[Page extract]:
▶

Member of the New Mexico House of Representatives from the 50th district
- In office January 2013 – August 14, 2013
- Preceded by: Rhonda King
- Succeeded by: Vickie Perea

Personal details
- Born: September 4, 1952 Indiana, United States
- Died: August 14, 2013 (aged 60) Santa Fe, New Mexico
- Party: Democratic
- Children: 2
- Alma mater: Purdue University Washington University in St. Louis
- Occupation: Businessman

= Stephen Easley =

American politician

Stephen Easley (September 4, 1952 - August 14, 2013) was an American businessman and politician.

== Education and early life ==
Easley was born in Indiana to Jack and Alice Easley. Easley received his bachelor's degree from Purdue University. He later earned a master's degree and then a doctorate degree in biological anthropology from Washington University in St. Louis. He married Susan on August 24, 1974, and they had two children.

== Career ==
Easley owned an informational consulting business in Santa Fe, New Mexico, named Easley & Associates, an IT company. He also worked in the New Mexico state government in various positions, including as deputy chief information security officer for the state and as chief information officer for New Mexico's departments of Homeland Security, Workforce Training and Development and Public Safety.

From 2000 to 2003, Easley served as city commissioner in Alamogordo, New Mexico. In 2012, he defeated Republican Charles Miller and was elected to the New Mexico House of Representatives to represent district 50. He was serving his first term in 2013 at the time of his death from an infection.

◀

[Problem statement]: Reproduce the passage from the Stephen Easley article word for word, from "Stephen Easley (September" to "and Public Safety.".

[Information provided]:
▶

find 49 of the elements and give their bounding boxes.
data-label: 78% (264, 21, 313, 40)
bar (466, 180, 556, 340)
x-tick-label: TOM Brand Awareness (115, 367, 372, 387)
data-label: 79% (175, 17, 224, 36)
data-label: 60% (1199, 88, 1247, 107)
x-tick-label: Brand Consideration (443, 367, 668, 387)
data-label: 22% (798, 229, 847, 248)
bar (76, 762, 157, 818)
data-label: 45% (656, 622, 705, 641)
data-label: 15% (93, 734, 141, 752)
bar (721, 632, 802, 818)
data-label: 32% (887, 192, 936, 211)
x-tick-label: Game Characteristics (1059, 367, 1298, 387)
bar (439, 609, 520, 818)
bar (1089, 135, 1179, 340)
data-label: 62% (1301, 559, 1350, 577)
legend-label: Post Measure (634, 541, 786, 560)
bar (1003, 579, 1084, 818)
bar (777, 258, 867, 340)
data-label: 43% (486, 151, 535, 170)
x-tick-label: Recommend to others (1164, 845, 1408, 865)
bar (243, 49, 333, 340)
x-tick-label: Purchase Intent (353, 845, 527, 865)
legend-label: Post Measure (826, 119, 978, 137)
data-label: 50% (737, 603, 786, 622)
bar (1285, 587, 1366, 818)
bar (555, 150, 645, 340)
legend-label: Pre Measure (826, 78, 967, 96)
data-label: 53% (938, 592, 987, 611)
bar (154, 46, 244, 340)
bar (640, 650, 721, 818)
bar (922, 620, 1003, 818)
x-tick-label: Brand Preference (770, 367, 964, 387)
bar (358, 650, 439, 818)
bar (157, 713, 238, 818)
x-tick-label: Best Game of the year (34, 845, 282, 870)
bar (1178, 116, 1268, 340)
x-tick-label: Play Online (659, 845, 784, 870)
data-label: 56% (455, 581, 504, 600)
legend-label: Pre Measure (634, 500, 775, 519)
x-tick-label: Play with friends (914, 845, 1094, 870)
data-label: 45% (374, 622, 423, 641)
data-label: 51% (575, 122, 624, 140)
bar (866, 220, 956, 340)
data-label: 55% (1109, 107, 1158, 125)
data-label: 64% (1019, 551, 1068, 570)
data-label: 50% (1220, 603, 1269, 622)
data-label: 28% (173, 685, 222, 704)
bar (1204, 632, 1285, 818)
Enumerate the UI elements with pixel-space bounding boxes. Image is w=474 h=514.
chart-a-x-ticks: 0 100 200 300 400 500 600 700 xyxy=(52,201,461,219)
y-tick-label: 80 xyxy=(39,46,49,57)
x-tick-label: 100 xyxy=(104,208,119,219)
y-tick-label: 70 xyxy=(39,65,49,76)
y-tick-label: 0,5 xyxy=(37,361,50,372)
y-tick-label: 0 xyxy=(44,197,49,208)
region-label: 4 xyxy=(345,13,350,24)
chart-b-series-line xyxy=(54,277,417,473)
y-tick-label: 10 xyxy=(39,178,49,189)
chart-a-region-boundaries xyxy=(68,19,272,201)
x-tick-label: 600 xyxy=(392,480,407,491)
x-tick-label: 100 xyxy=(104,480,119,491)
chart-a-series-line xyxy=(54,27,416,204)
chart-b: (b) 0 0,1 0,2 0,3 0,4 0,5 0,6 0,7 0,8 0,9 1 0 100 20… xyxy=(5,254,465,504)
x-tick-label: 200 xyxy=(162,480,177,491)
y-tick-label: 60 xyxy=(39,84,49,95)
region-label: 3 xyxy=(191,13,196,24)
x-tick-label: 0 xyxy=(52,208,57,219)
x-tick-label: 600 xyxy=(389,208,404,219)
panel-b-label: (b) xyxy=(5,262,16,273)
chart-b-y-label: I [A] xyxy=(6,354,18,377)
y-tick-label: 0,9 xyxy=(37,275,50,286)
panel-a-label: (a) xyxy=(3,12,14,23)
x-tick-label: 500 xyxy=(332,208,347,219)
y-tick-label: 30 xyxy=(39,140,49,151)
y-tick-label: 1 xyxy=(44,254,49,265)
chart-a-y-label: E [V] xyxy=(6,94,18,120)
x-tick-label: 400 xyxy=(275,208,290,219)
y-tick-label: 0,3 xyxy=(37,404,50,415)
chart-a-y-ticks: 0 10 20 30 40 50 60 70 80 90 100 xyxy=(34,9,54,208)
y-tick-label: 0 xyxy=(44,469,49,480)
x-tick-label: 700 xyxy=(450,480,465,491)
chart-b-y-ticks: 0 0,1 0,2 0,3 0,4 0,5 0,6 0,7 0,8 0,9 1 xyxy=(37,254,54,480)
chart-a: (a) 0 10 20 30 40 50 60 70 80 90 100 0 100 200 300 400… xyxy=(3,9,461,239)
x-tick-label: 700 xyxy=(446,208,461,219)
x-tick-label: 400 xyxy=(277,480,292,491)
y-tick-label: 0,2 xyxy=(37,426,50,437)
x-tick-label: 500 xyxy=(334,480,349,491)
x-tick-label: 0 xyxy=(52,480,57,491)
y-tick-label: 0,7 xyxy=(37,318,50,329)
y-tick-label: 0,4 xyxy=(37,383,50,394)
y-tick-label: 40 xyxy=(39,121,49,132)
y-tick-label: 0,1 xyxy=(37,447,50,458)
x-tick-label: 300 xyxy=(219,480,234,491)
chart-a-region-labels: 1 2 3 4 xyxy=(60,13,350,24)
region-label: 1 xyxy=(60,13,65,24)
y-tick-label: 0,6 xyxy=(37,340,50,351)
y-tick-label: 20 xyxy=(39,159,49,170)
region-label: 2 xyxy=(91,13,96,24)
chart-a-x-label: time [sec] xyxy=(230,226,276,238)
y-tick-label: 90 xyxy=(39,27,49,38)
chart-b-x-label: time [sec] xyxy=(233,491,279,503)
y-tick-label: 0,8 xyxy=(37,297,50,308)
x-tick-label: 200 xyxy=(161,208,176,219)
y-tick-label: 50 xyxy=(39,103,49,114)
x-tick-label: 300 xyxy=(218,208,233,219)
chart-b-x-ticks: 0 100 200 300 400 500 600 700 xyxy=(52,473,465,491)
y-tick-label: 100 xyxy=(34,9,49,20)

◀

[Reply]:
Stephen Easley (September 4, 1952 - August 14, 2013) was an American businessman and politician.

== Education and early life ==
Easley was born in Indiana to Jack and Alice Easley. Easley received his bachelor's degree from Purdue University. He later earned a master's degree and then a doctorate degree in biological anthropology from Washington University in St. Louis. He married Susan on August 24, 1974, and they had two children.

== Career ==
Easley owned an informational consulting business in Santa Fe, New Mexico, named Easley & Associates, an IT company. He also worked in the New Mexico state government in various positions, including as deputy chief information security officer for the state and as chief information officer for New Mexico's departments of Homeland Security, Workforce Training and Development and Public Safety.